***** Data listing

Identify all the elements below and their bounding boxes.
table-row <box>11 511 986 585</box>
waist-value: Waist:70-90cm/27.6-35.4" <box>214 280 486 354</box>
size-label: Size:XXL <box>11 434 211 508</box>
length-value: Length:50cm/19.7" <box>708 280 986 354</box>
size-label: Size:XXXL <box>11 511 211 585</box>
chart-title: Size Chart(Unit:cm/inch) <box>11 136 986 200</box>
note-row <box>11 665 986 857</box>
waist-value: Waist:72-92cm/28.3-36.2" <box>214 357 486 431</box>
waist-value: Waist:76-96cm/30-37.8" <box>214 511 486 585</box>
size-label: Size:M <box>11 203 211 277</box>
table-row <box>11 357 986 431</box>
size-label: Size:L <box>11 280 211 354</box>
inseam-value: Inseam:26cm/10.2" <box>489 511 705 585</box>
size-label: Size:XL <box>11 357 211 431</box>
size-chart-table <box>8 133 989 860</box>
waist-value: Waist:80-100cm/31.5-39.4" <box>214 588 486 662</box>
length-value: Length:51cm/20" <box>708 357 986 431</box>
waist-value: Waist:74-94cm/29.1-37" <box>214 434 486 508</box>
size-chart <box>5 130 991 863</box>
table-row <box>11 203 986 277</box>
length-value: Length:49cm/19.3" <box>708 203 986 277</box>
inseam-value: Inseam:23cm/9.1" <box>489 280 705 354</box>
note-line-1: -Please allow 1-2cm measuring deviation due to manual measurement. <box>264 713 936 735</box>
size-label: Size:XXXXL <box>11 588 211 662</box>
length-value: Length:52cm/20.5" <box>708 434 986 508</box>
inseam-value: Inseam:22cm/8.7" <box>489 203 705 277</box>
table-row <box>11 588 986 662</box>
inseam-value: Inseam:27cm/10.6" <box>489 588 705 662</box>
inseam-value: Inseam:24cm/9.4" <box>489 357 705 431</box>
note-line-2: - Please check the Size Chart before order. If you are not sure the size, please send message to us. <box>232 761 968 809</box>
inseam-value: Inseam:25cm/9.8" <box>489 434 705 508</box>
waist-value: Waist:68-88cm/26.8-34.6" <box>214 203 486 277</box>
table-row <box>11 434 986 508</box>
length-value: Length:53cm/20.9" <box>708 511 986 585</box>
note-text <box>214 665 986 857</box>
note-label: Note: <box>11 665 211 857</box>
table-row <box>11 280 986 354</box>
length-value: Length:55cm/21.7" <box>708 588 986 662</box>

**********

Which lines in the items above contain the string "table"? Gather each of them and copy it in full.

# Answer to the exercise
table-row <box>11 511 986 585</box>
table-row <box>11 357 986 431</box>
size-chart-table <box>8 133 989 860</box>
table-row <box>11 203 986 277</box>
table-row <box>11 588 986 662</box>
table-row <box>11 434 986 508</box>
table-row <box>11 280 986 354</box>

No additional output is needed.